Reproduce every line of the records below verbatim, leaving out the pictures.

━━━━━━━━

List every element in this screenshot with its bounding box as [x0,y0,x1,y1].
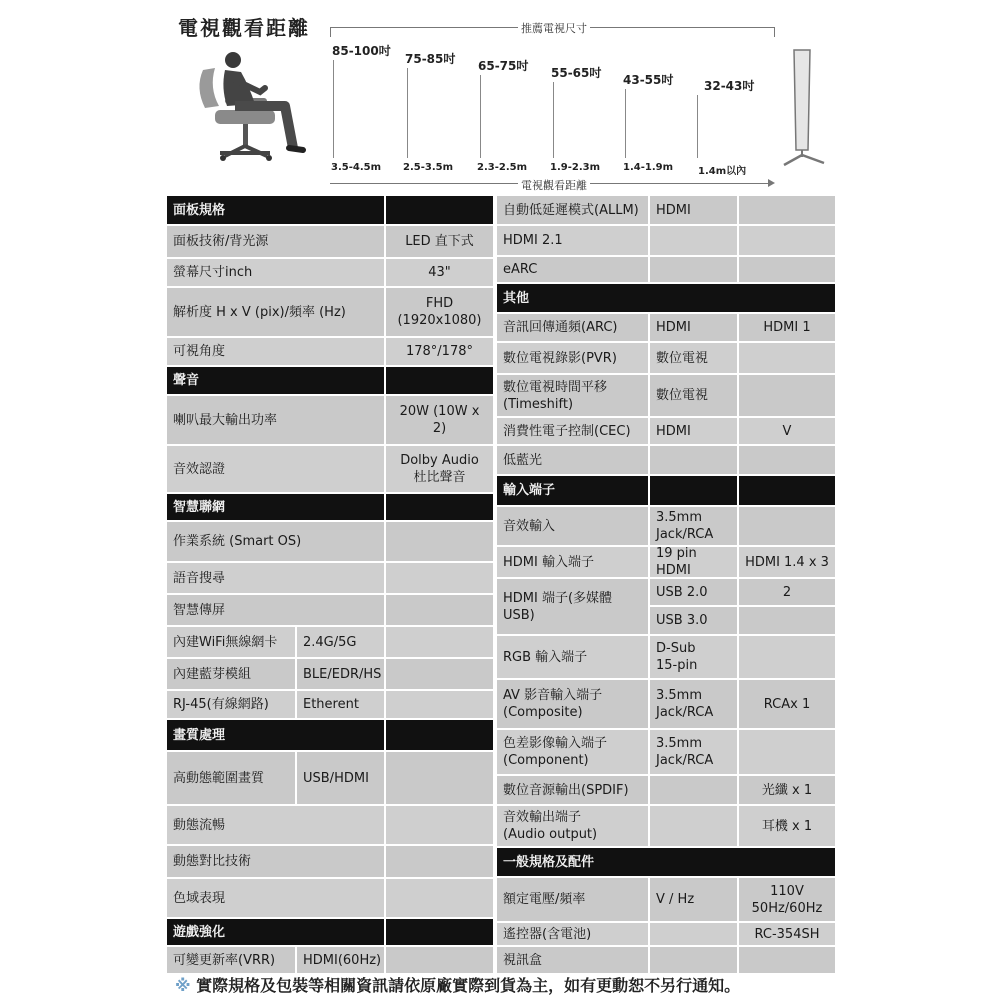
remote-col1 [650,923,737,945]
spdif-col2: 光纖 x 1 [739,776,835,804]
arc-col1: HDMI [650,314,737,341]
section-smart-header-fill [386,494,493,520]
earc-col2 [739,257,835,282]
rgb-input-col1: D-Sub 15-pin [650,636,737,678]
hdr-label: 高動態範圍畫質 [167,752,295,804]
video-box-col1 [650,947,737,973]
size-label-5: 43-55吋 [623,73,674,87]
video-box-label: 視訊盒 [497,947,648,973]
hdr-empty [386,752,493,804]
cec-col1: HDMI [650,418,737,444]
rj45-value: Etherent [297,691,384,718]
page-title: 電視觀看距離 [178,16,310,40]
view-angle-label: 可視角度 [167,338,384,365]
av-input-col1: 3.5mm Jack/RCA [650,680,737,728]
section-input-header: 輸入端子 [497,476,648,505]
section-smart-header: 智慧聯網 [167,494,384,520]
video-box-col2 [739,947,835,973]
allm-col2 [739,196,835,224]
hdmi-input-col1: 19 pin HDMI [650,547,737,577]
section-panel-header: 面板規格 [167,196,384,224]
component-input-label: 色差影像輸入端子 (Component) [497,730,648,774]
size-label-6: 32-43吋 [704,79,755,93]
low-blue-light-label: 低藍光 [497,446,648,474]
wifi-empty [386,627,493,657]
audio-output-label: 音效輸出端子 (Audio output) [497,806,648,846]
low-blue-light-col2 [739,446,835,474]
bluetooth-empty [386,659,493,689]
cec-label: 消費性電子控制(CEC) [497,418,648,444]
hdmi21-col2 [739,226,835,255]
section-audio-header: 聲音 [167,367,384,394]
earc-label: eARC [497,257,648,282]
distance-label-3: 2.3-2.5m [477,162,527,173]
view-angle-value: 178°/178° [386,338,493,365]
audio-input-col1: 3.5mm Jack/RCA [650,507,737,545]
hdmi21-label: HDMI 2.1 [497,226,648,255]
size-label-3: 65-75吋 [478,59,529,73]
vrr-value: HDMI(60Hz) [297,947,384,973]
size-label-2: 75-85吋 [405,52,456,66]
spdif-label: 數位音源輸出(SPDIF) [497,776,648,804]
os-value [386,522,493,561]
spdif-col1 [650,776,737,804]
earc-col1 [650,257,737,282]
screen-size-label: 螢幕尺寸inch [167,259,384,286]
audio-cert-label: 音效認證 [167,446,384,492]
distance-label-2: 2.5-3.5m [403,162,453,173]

━━━━━━━━

_FULL ANSWER_:
List every element in this screenshot with its bounding box as [x0,y0,x1,y1].
remote-col1 [650,923,737,945]
spdif-col2: 光纖 x 1 [739,776,835,804]
arc-col1: HDMI [650,314,737,341]
section-smart-header-fill [386,494,493,520]
earc-col2 [739,257,835,282]
rgb-input-col1: D-Sub 15-pin [650,636,737,678]
hdr-label: 高動態範圍畫質 [167,752,295,804]
video-box-col1 [650,947,737,973]
size-label-5: 43-55吋 [623,73,674,87]
video-box-label: 視訊盒 [497,947,648,973]
hdr-empty [386,752,493,804]
cec-col1: HDMI [650,418,737,444]
rj45-value: Etherent [297,691,384,718]
page-title: 電視觀看距離 [178,16,310,40]
view-angle-label: 可視角度 [167,338,384,365]
av-input-col1: 3.5mm Jack/RCA [650,680,737,728]
section-input-header: 輸入端子 [497,476,648,505]
section-smart-header: 智慧聯網 [167,494,384,520]
video-box-col2 [739,947,835,973]
allm-col2 [739,196,835,224]
hdmi-input-col1: 19 pin HDMI [650,547,737,577]
section-panel-header: 面板規格 [167,196,384,224]
component-input-label: 色差影像輸入端子 (Component) [497,730,648,774]
size-label-6: 32-43吋 [704,79,755,93]
low-blue-light-label: 低藍光 [497,446,648,474]
wifi-empty [386,627,493,657]
audio-output-label: 音效輸出端子 (Audio output) [497,806,648,846]
low-blue-light-col2 [739,446,835,474]
bluetooth-empty [386,659,493,689]
cec-label: 消費性電子控制(CEC) [497,418,648,444]
hdmi21-col2 [739,226,835,255]
section-audio-header: 聲音 [167,367,384,394]
earc-label: eARC [497,257,648,282]
distance-label-3: 2.3-2.5m [477,162,527,173]
view-angle-value: 178°/178° [386,338,493,365]
audio-input-col1: 3.5mm Jack/RCA [650,507,737,545]
hdmi21-label: HDMI 2.1 [497,226,648,255]
size-label-3: 65-75吋 [478,59,529,73]
vrr-value: HDMI(60Hz) [297,947,384,973]
size-label-2: 75-85吋 [405,52,456,66]
spdif-label: 數位音源輸出(SPDIF) [497,776,648,804]
os-value [386,522,493,561]
spdif-col1 [650,776,737,804]
earc-col1 [650,257,737,282]
screen-size-label: 螢幕尺寸inch [167,259,384,286]
audio-cert-label: 音效認證 [167,446,384,492]
distance-label-2: 2.5-3.5m [403,162,453,173]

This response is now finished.